Stored records:
-- BEGIN --

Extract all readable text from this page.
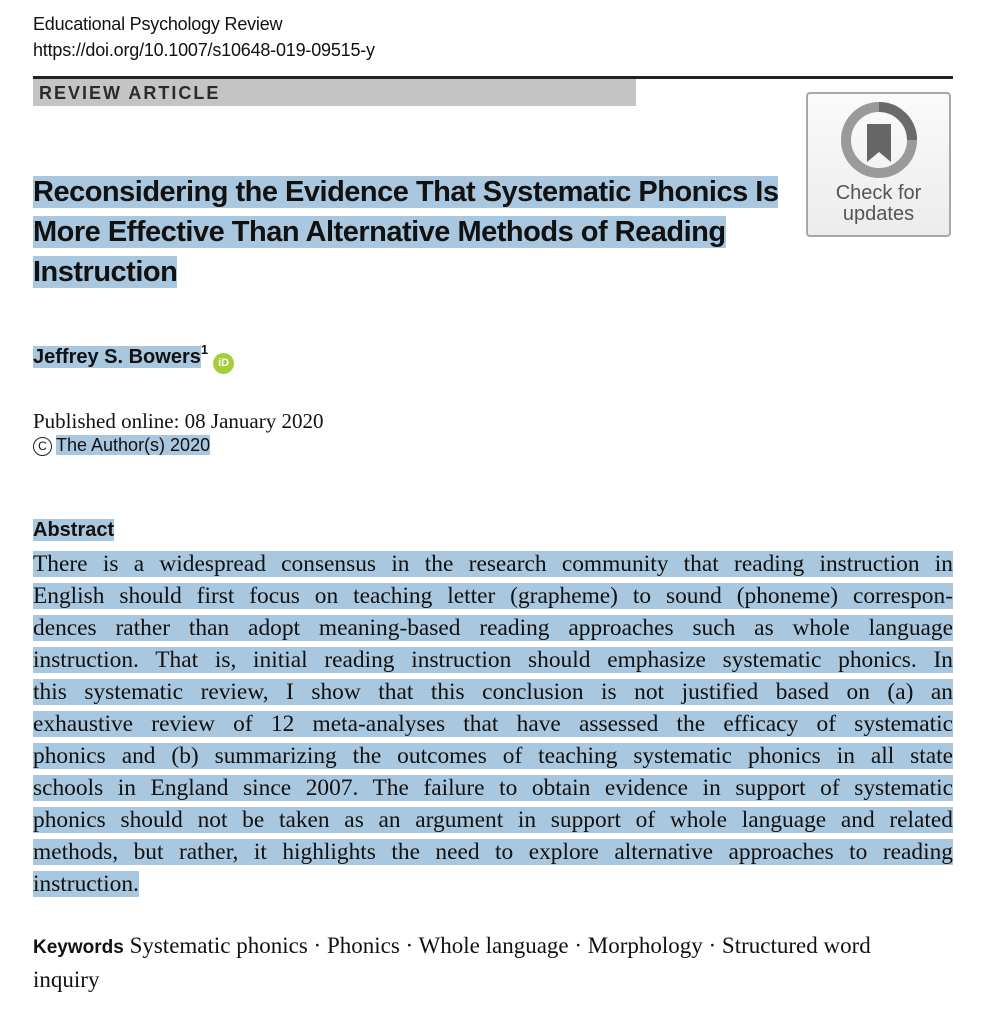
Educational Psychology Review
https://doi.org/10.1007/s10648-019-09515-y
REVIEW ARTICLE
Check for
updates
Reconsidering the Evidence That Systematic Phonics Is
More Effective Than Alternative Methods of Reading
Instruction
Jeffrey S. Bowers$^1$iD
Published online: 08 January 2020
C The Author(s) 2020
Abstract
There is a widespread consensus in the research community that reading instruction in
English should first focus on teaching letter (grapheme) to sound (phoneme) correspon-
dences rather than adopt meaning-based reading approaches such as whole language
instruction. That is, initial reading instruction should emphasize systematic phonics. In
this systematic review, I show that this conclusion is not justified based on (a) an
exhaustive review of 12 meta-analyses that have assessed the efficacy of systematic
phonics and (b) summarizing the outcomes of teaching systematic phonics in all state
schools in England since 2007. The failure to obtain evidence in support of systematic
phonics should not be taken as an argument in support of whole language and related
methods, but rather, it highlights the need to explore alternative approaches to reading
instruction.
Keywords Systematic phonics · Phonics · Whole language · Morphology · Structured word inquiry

-- END --
-- BEGIN --

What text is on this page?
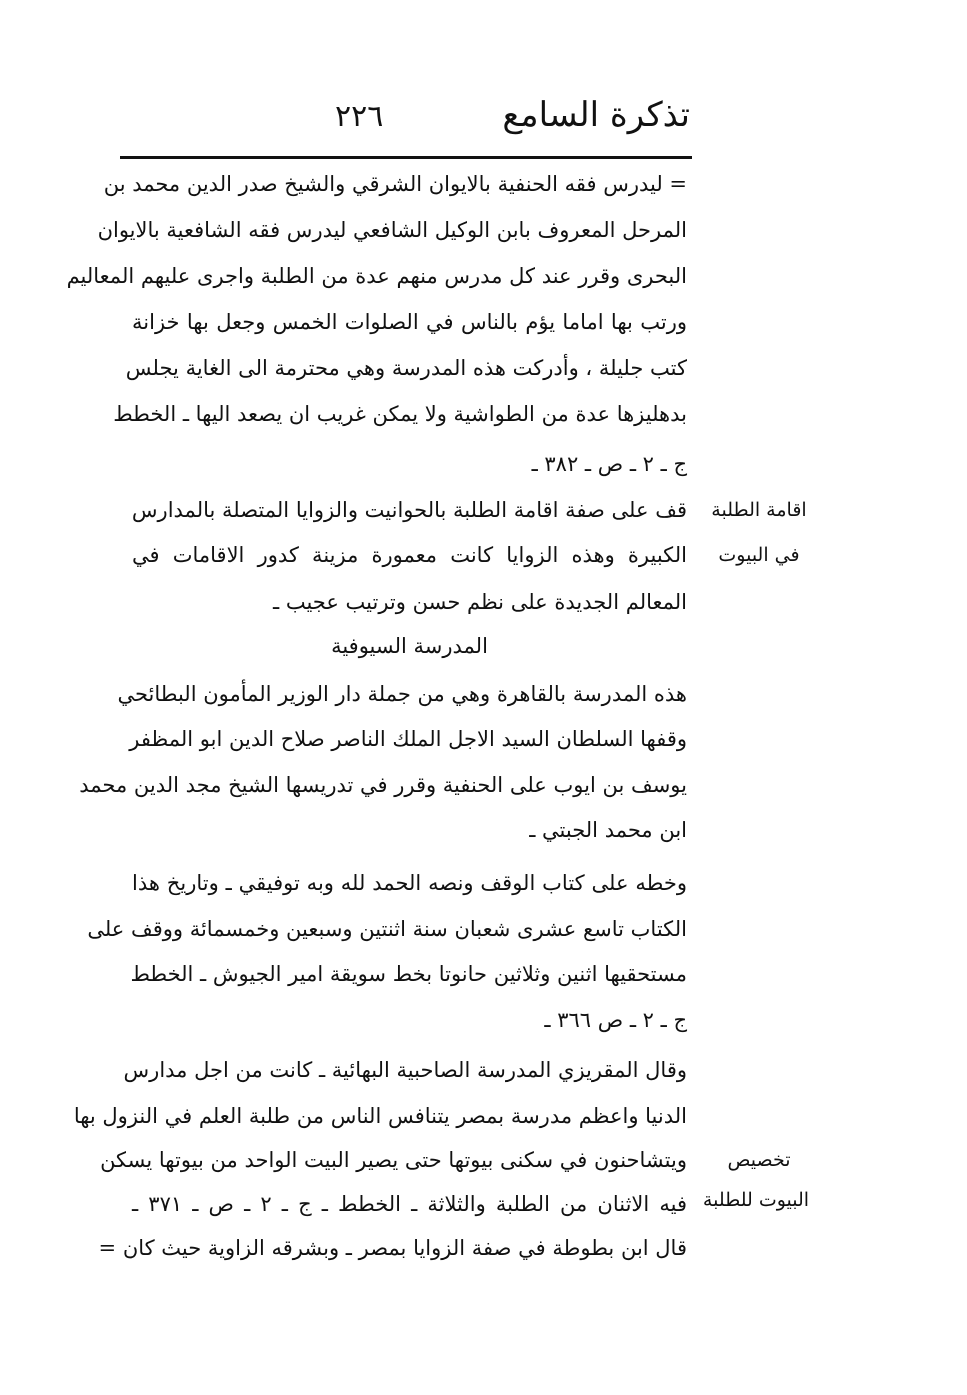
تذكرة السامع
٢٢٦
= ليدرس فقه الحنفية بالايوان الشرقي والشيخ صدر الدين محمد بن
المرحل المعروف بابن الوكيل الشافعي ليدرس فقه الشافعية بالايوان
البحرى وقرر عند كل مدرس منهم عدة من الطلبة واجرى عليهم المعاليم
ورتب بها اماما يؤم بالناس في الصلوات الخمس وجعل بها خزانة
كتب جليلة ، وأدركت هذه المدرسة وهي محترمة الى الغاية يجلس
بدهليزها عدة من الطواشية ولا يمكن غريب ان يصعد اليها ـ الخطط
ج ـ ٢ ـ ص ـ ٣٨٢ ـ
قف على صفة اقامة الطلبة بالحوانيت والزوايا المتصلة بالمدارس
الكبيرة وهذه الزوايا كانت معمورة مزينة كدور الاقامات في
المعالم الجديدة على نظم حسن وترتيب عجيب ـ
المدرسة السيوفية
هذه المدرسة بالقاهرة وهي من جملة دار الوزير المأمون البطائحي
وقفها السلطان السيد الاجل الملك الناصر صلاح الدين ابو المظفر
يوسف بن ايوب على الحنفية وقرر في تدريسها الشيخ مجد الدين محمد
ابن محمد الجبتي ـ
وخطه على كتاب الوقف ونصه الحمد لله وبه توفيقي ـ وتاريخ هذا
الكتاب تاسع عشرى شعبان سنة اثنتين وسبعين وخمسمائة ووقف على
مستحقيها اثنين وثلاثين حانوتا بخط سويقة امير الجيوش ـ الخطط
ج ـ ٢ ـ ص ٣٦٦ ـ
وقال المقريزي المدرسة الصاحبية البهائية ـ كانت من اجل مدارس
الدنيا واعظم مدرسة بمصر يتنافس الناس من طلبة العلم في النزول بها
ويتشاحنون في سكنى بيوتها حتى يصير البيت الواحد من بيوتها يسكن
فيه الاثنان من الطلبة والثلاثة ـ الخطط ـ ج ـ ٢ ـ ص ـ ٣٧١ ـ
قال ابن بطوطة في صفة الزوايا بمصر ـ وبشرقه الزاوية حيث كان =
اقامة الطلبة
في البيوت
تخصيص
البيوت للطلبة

-- END --
-- BEGIN --

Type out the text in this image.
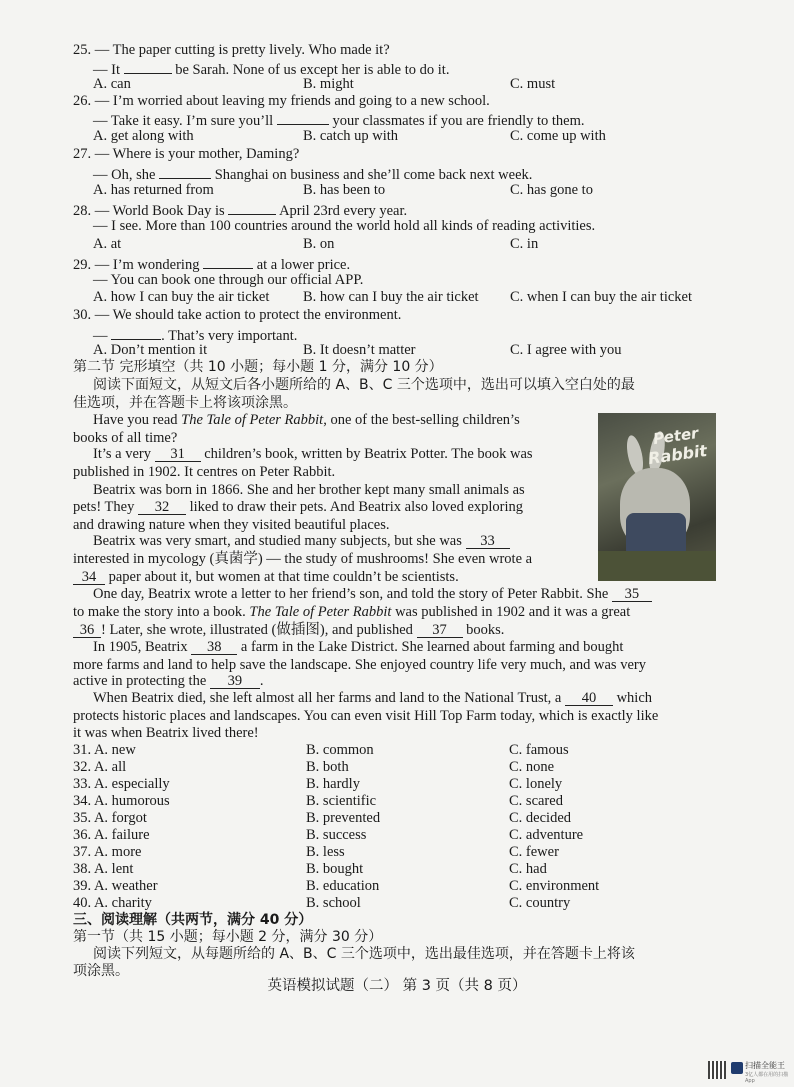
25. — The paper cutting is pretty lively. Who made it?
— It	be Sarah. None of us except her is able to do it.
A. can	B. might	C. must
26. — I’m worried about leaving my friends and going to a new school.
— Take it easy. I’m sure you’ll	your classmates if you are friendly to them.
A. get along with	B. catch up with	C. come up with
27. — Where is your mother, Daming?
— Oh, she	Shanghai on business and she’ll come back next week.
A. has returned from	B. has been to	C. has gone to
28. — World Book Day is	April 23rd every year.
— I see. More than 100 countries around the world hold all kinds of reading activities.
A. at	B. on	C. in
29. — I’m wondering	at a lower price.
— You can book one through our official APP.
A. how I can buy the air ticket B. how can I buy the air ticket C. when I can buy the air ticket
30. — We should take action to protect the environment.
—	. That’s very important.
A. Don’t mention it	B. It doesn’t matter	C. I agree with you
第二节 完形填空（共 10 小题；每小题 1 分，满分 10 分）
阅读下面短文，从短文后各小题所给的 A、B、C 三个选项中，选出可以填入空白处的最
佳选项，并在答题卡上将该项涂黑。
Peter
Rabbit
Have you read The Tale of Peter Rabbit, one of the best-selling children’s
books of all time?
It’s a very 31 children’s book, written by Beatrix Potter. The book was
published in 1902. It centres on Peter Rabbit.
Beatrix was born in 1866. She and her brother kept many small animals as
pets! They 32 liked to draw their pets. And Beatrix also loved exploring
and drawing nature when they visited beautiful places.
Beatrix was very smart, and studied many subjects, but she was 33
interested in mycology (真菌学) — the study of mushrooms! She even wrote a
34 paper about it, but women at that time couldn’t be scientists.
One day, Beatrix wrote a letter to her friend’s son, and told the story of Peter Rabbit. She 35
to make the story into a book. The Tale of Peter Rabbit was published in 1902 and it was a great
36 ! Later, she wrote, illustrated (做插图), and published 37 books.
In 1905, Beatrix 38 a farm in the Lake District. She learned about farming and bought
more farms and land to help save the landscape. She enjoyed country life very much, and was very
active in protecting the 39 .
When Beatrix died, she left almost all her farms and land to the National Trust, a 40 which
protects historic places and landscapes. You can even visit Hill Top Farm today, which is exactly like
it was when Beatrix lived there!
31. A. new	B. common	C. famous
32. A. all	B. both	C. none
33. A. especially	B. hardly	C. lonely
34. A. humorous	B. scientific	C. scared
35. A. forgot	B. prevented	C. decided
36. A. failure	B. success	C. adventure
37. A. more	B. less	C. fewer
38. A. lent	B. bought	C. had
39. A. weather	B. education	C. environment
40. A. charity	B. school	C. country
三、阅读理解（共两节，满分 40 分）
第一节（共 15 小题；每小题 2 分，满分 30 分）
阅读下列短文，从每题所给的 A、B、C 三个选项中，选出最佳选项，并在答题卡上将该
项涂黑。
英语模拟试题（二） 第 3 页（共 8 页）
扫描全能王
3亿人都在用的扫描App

-- END --

Instructions for the task
Say how many lines of the data include the string "Rabbit". Nothing other than the number should be given.

Full solution
5